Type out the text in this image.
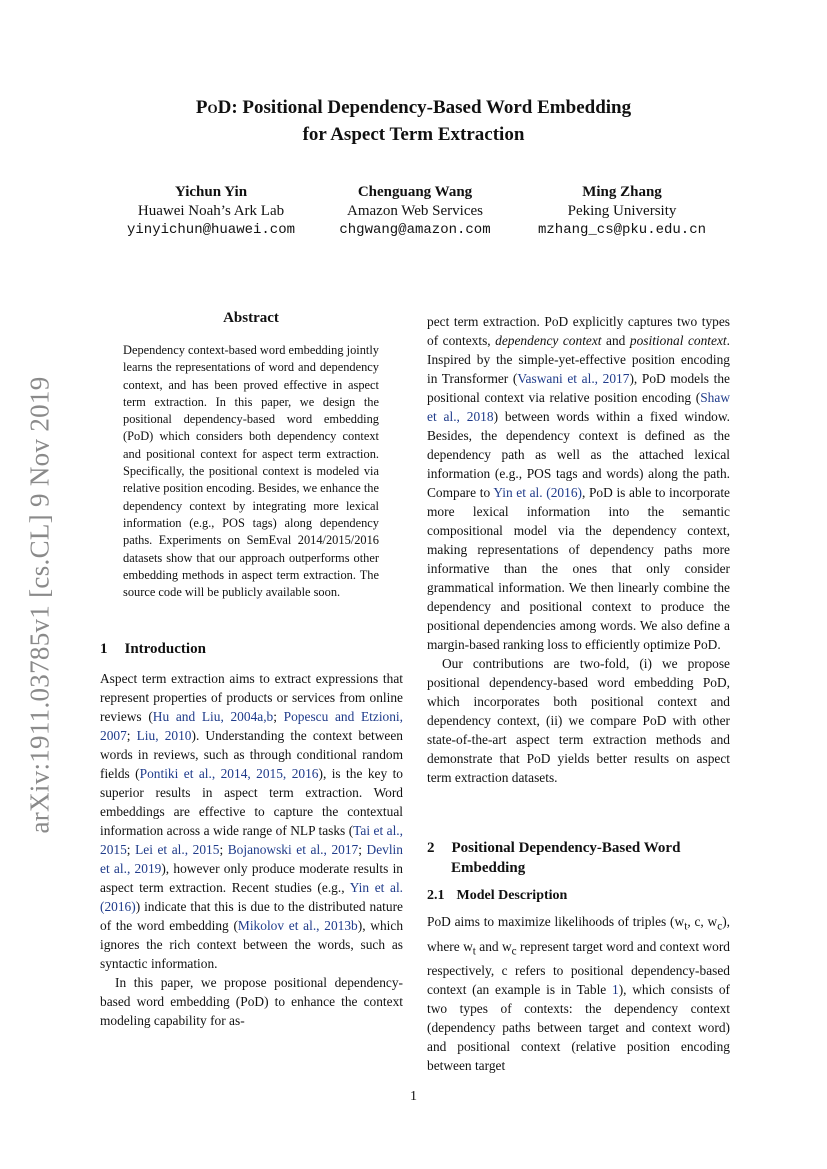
arXiv:1911.03785v1 [cs.CL] 9 Nov 2019
PoD: Positional Dependency-Based Word Embedding
for Aspect Term Extraction
Yichun Yin
Huawei Noah’s Ark Lab
yinyichun@huawei.com
Chenguang Wang
Amazon Web Services
chgwang@amazon.com
Ming Zhang
Peking University
mzhang_cs@pku.edu.cn
Abstract
Dependency context-based word embedding jointly learns the representations of word and dependency context, and has been proved effective in aspect term extraction. In this paper, we design the positional dependency-based word embedding (PoD) which considers both dependency context and positional context for aspect term extraction. Specifically, the positional context is modeled via relative position encoding. Besides, we enhance the dependency context by integrating more lexical information (e.g., POS tags) along dependency paths. Experiments on SemEval 2014/2015/2016 datasets show that our approach outperforms other embedding methods in aspect term extraction. The source code will be publicly available soon.
1 Introduction

Aspect term extraction aims to extract expressions that represent properties of products or services from online reviews (Hu and Liu, 2004a,b; Popescu and Etzioni, 2007; Liu, 2010). Understanding the context between words in reviews, such as through conditional random fields (Pontiki et al., 2014, 2015, 2016), is the key to superior results in aspect term extraction. Word embeddings are effective to capture the contextual information across a wide range of NLP tasks (Tai et al., 2015; Lei et al., 2015; Bojanowski et al., 2017; Devlin et al., 2019), however only produce moderate results in aspect term extraction. Recent studies (e.g., Yin et al. (2016)) indicate that this is due to the distributed nature of the word embedding (Mikolov et al., 2013b), which ignores the rich context between the words, such as syntactic information.

In this paper, we propose positional dependency-based word embedding (PoD) to enhance the context modeling capability for as-

pect term extraction. PoD explicitly captures two types of contexts, dependency context and positional context. Inspired by the simple-yet-effective position encoding in Transformer (Vaswani et al., 2017), PoD models the positional context via relative position encoding (Shaw et al., 2018) between words within a fixed window. Besides, the dependency context is defined as the dependency path as well as the attached lexical information (e.g., POS tags and words) along the path. Compare to Yin et al. (2016), PoD is able to incorporate more lexical information into the semantic compositional model via the dependency context, making representations of dependency paths more informative than the ones that only consider grammatical information. We then linearly combine the dependency and positional context to produce the positional dependencies among words. We also define a margin-based ranking loss to efficiently optimize PoD.

Our contributions are two-fold, (i) we propose positional dependency-based word embedding PoD, which incorporates both positional context and dependency context, (ii) we compare PoD with other state-of-the-art aspect term extraction methods and demonstrate that PoD yields better results on aspect term extraction datasets.

2 Positional Dependency-Based Word
Embedding
2.1 Model Description

PoD aims to maximize likelihoods of triples ($w_t$, c, $w_c$), where $w_t$ and $w_c$ represent target word and context word respectively, c refers to positional dependency-based context (an example is in Table 1), which consists of two types of contexts: the dependency context (dependency paths between target and context word) and positional context (relative position encoding between target

1
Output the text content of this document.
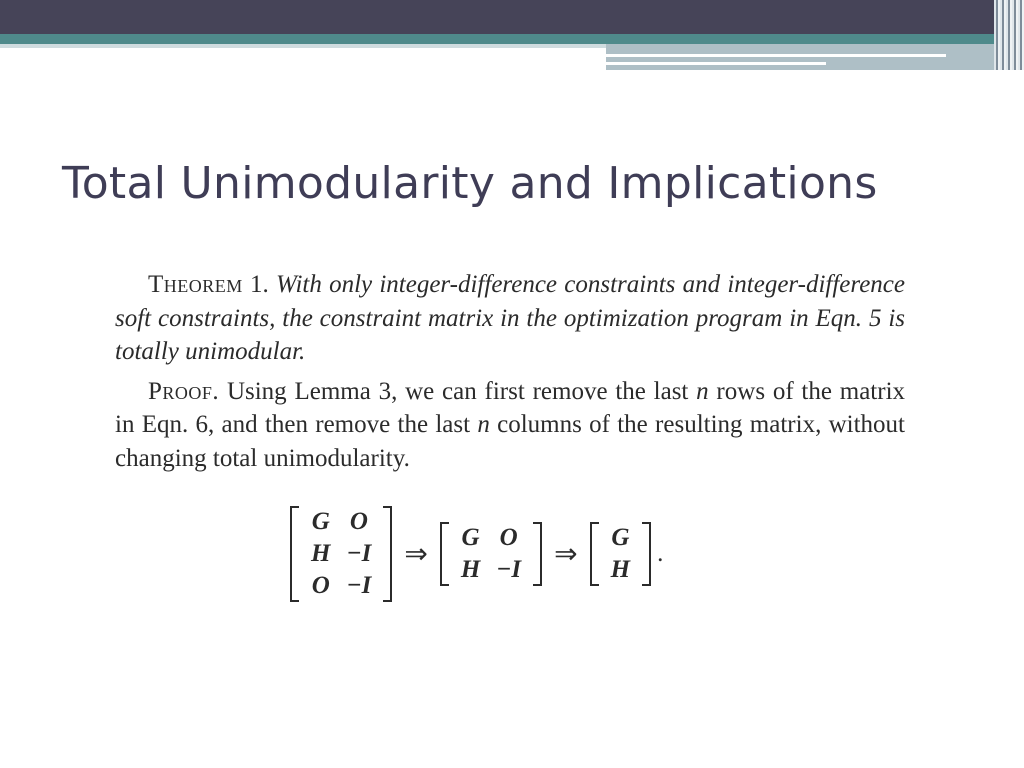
Total Unimodularity and Implications

Theorem 1. With only integer-difference constraints and integer-difference soft constraints, the constraint matrix in the optimization program in Eqn. 5 is totally unimodular.

Proof. Using Lemma 3, we can first remove the last n rows of the matrix in Eqn. 6, and then remove the last n columns of the resulting matrix, without changing total unimodularity.

G	O
H	−I
O	−I
⇒
G	O
H	−I ⇒
G
H
.
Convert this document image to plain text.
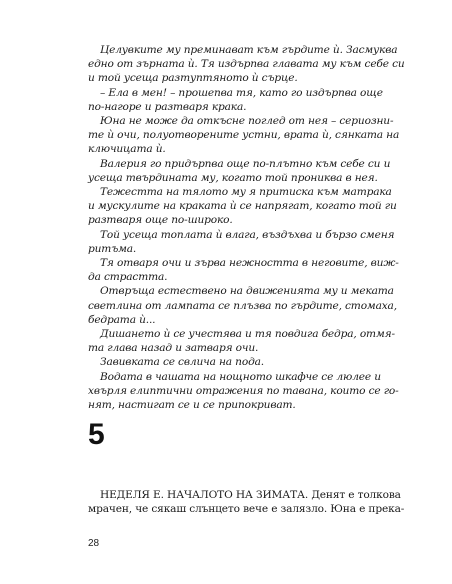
Целувките му преминават към гърдите ѝ. Засмуква
едно от зърната ѝ. Тя издърпва главата му към себе си
и той усеща разтуптяното ѝ сърце.
– Ела в мен! – прошепва тя, като го издърпва още
по-нагоре и разтваря крака.
Юна не може да откъсне поглед от нея – сериозни-
те ѝ очи, полуотворените устни, врата ѝ, сянката на
ключицата ѝ.
Валерия го придърпва още по-плътно към себе си и
усеща твърдината му, когато той прониква в нея.
Тежестта на тялото му я притиска към матрака
и мускулите на краката ѝ се напрягат, когато той ги
разтваря още по-широко.
Той усеща топлата ѝ влага, въздъхва и бързо сменя
ритъма.
Тя отваря очи и зърва нежността в неговите, виж-
да страстта.
Отвръща естествено на движенията му и меката
светлина от лампата се плъзва по гърдите, стомаха,
бедрата ѝ...
Дишането ѝ се учестява и тя повдига бедра, отмя-
та глава назад и затваря очи.
Завивката се свлича на пода.
Водата в чашата на нощното шкафче се люлее и
хвърля елиптични отражения по тавана, които се го-
нят, настигат се и се припокриват.
5
НЕДЕЛЯ Е. НАЧАЛОТО НА ЗИМАТА. Денят е толкова
мрачен, че сякаш слънцето вече е залязло. Юна е прека-
28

○ ○ ○

→ Your objective
Output the records above exactly as they are, leaving out the pictures.

→ Response
Type out the text in this image.
arXiv:1911.03785v1 [cs.CL] 9 Nov 2019
PoD: Positional Dependency-Based Word Embedding
for Aspect Term Extraction
Yichun Yin
Huawei Noah’s Ark Lab
yinyichun@huawei.com
Chenguang Wang
Amazon Web Services
chgwang@amazon.com
Ming Zhang
Peking University
mzhang_cs@pku.edu.cn
Abstract
Dependency context-based word embedding jointly learns the representations of word and dependency context, and has been proved effective in aspect term extraction. In this paper, we design the positional dependency-based word embedding (PoD) which considers both dependency context and positional context for aspect term extraction. Specifically, the positional context is modeled via relative position encoding. Besides, we enhance the dependency context by integrating more lexical information (e.g., POS tags) along dependency paths. Experiments on SemEval 2014/2015/2016 datasets show that our approach outperforms other embedding methods in aspect term extraction. The source code will be publicly available soon.
1 Introduction

Aspect term extraction aims to extract expressions that represent properties of products or services from online reviews (Hu and Liu, 2004a,b; Popescu and Etzioni, 2007; Liu, 2010). Understanding the context between words in reviews, such as through conditional random fields (Pontiki et al., 2014, 2015, 2016), is the key to superior results in aspect term extraction. Word embeddings are effective to capture the contextual information across a wide range of NLP tasks (Tai et al., 2015; Lei et al., 2015; Bojanowski et al., 2017; Devlin et al., 2019), however only produce moderate results in aspect term extraction. Recent studies (e.g., Yin et al. (2016)) indicate that this is due to the distributed nature of the word embedding (Mikolov et al., 2013b), which ignores the rich context between the words, such as syntactic information.

In this paper, we propose positional dependency-based word embedding (PoD) to enhance the context modeling capability for as-

pect term extraction. PoD explicitly captures two types of contexts, dependency context and positional context. Inspired by the simple-yet-effective position encoding in Transformer (Vaswani et al., 2017), PoD models the positional context via relative position encoding (Shaw et al., 2018) between words within a fixed window. Besides, the dependency context is defined as the dependency path as well as the attached lexical information (e.g., POS tags and words) along the path. Compare to Yin et al. (2016), PoD is able to incorporate more lexical information into the semantic compositional model via the dependency context, making representations of dependency paths more informative than the ones that only consider grammatical information. We then linearly combine the dependency and positional context to produce the positional dependencies among words. We also define a margin-based ranking loss to efficiently optimize PoD.

Our contributions are two-fold, (i) we propose positional dependency-based word embedding PoD, which incorporates both positional context and dependency context, (ii) we compare PoD with other state-of-the-art aspect term extraction methods and demonstrate that PoD yields better results on aspect term extraction datasets.

2 Positional Dependency-Based Word
Embedding
2.1 Model Description

PoD aims to maximize likelihoods of triples ($w_t$, c, $w_c$), where $w_t$ and $w_c$ represent target word and context word respectively, c refers to positional dependency-based context (an example is in Table 1), which consists of two types of contexts: the dependency context (dependency paths between target and context word) and positional context (relative position encoding between target

1
Output the text content of this document.
Total Unimodularity and Implications

Theorem 1. With only integer-difference constraints and integer-difference soft constraints, the constraint matrix in the optimization program in Eqn. 5 is totally unimodular.

Proof. Using Lemma 3, we can first remove the last n rows of the matrix in Eqn. 6, and then remove the last n columns of the resulting matrix, without changing total unimodularity.

G	O
H	−I
O	−I
⇒
G	O
H	−I ⇒
G
H
.
Convert this document image to plain text.
Целувките му преминават към гърдите ѝ. Засмуква
едно от зърната ѝ. Тя издърпва главата му към себе си
и той усеща разтуптяното ѝ сърце.
– Ела в мен! – прошепва тя, като го издърпва още
по-нагоре и разтваря крака.
Юна не може да откъсне поглед от нея – сериозни-
те ѝ очи, полуотворените устни, врата ѝ, сянката на
ключицата ѝ.
Валерия го придърпва още по-плътно към себе си и
усеща твърдината му, когато той прониква в нея.
Тежестта на тялото му я притиска към матрака
и мускулите на краката ѝ се напрягат, когато той ги
разтваря още по-широко.
Той усеща топлата ѝ влага, въздъхва и бързо сменя
ритъма.
Тя отваря очи и зърва нежността в неговите, виж-
да страстта.
Отвръща естествено на движенията му и меката
светлина от лампата се плъзва по гърдите, стомаха,
бедрата ѝ...
Дишането ѝ се учестява и тя повдига бедра, отмя-
та глава назад и затваря очи.
Завивката се свлича на пода.
Водата в чашата на нощното шкафче се люлее и
хвърля елиптични отражения по тавана, които се го-
нят, настигат се и се припокриват.
5
НЕДЕЛЯ Е. НАЧАЛОТО НА ЗИМАТА. Денят е толкова
мрачен, че сякаш слънцето вече е залязло. Юна е прека-
28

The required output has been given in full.